- BRIEF -
Repeat the records in full and exactly, omitting pictures.
^^^^^^^^^^^^^^^^
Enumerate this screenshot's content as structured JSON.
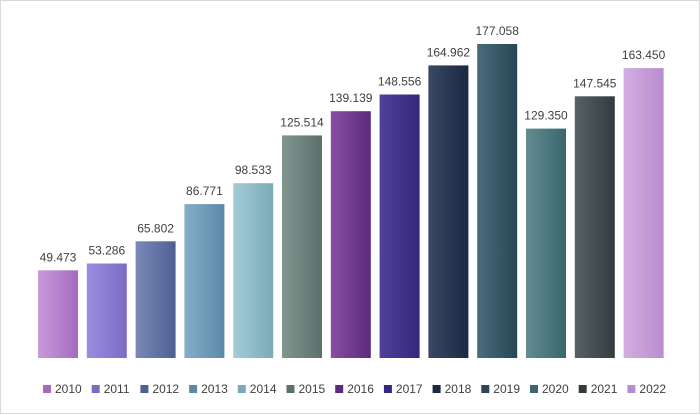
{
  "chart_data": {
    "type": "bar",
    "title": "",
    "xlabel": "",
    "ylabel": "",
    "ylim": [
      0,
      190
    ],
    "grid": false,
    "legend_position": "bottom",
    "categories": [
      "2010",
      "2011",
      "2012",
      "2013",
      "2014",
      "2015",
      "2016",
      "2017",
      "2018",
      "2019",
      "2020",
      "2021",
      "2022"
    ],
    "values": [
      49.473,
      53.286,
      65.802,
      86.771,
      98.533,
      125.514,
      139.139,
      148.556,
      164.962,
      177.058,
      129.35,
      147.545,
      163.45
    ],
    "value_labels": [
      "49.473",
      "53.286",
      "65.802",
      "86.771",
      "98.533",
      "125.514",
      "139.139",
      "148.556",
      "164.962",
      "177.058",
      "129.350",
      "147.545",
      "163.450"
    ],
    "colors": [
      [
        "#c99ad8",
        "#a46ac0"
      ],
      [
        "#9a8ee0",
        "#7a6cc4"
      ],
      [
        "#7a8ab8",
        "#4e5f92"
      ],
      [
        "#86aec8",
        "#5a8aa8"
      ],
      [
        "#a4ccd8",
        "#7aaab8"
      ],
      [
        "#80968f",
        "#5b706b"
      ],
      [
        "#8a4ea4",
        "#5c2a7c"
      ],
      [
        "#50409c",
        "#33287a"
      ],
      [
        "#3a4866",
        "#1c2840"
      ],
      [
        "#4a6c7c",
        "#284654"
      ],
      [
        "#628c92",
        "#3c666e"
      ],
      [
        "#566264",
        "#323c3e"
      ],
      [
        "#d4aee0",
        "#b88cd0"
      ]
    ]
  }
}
^^^^^^^^^^^^^^^^
- TASK SOLUTION -
Enumerate this screenshot's content as structured JSON.
{
  "chart_data": {
    "type": "bar",
    "title": "",
    "xlabel": "",
    "ylabel": "",
    "ylim": [
      0,
      190
    ],
    "grid": false,
    "legend_position": "bottom",
    "categories": [
      "2010",
      "2011",
      "2012",
      "2013",
      "2014",
      "2015",
      "2016",
      "2017",
      "2018",
      "2019",
      "2020",
      "2021",
      "2022"
    ],
    "values": [
      49.473,
      53.286,
      65.802,
      86.771,
      98.533,
      125.514,
      139.139,
      148.556,
      164.962,
      177.058,
      129.35,
      147.545,
      163.45
    ],
    "value_labels": [
      "49.473",
      "53.286",
      "65.802",
      "86.771",
      "98.533",
      "125.514",
      "139.139",
      "148.556",
      "164.962",
      "177.058",
      "129.350",
      "147.545",
      "163.450"
    ],
    "colors": [
      [
        "#c99ad8",
        "#a46ac0"
      ],
      [
        "#9a8ee0",
        "#7a6cc4"
      ],
      [
        "#7a8ab8",
        "#4e5f92"
      ],
      [
        "#86aec8",
        "#5a8aa8"
      ],
      [
        "#a4ccd8",
        "#7aaab8"
      ],
      [
        "#80968f",
        "#5b706b"
      ],
      [
        "#8a4ea4",
        "#5c2a7c"
      ],
      [
        "#50409c",
        "#33287a"
      ],
      [
        "#3a4866",
        "#1c2840"
      ],
      [
        "#4a6c7c",
        "#284654"
      ],
      [
        "#628c92",
        "#3c666e"
      ],
      [
        "#566264",
        "#323c3e"
      ],
      [
        "#d4aee0",
        "#b88cd0"
      ]
    ]
  }
}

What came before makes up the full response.